**Set exercise:** Pick out every line in the records below that contains the string "label" and copy each one.

**Excerpted records:**
•••

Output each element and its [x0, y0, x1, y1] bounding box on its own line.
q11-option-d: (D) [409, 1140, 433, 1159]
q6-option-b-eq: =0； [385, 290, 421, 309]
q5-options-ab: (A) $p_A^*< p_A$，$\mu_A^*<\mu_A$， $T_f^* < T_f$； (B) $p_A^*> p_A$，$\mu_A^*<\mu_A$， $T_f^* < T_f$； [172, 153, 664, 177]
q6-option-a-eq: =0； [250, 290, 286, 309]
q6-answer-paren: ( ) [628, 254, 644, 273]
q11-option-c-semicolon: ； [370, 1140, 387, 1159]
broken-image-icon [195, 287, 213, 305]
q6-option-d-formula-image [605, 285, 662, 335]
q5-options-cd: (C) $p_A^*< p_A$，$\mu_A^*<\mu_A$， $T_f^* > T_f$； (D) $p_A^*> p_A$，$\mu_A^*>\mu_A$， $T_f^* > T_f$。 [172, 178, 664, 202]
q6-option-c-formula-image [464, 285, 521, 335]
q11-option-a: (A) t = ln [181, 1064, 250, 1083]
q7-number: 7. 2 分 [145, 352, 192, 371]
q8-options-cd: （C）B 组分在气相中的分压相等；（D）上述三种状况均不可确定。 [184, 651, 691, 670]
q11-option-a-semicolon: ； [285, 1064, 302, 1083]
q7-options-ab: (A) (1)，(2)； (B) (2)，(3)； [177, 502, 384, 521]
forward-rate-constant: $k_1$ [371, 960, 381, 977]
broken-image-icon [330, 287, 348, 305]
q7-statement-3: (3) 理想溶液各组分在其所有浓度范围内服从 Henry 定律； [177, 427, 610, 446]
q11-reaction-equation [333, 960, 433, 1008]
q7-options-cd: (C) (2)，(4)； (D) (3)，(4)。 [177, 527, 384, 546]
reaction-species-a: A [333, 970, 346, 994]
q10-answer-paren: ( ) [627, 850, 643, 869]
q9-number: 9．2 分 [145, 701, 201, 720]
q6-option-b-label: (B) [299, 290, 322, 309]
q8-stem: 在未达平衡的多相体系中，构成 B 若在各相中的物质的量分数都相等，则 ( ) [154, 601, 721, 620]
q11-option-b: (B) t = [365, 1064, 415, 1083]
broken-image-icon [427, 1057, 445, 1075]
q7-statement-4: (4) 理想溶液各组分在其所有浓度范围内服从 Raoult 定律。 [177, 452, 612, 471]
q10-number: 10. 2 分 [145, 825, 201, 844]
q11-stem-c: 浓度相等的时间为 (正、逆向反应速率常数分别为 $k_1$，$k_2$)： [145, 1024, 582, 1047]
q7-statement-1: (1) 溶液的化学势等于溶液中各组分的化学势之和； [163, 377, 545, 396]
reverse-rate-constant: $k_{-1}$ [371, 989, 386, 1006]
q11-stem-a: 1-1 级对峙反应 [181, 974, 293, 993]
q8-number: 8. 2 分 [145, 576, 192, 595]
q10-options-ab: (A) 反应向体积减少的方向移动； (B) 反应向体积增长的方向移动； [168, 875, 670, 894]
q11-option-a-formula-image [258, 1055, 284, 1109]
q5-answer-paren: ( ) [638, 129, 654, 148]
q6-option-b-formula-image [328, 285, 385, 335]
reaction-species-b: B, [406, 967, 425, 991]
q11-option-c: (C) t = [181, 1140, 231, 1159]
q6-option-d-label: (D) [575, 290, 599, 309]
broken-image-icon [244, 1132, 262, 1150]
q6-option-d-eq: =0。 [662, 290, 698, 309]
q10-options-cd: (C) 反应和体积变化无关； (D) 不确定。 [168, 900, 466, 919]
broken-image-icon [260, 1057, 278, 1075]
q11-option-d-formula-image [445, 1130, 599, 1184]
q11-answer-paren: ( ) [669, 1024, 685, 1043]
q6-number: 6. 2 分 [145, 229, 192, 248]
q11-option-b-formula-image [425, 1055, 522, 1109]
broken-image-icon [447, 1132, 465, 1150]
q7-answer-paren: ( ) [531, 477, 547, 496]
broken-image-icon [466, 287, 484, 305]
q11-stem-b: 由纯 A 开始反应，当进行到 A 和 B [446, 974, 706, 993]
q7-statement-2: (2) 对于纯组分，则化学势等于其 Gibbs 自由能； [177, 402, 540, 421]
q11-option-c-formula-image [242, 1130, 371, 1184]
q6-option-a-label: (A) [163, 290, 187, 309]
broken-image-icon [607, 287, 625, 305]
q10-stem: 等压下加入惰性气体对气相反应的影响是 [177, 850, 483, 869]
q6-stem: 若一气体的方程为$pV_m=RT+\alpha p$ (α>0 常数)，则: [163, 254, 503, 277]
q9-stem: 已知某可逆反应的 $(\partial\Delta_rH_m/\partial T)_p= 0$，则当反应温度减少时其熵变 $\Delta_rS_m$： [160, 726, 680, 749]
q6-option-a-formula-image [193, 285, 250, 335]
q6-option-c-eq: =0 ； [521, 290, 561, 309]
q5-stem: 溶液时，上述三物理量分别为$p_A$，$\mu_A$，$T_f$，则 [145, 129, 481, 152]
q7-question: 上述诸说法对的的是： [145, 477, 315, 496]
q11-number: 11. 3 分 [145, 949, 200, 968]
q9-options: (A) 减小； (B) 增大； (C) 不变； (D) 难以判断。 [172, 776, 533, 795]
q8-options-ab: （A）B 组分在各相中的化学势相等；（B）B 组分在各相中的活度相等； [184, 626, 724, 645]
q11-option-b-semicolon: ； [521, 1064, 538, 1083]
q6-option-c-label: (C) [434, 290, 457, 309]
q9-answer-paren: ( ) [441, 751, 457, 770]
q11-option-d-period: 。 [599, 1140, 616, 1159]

•••

**Solution to this task:**
q6-option-b-label: (B) [299, 290, 322, 309]
q6-option-d-label: (D) [575, 290, 599, 309]
q6-option-a-label: (A) [163, 290, 187, 309]
q6-option-c-label: (C) [434, 290, 457, 309]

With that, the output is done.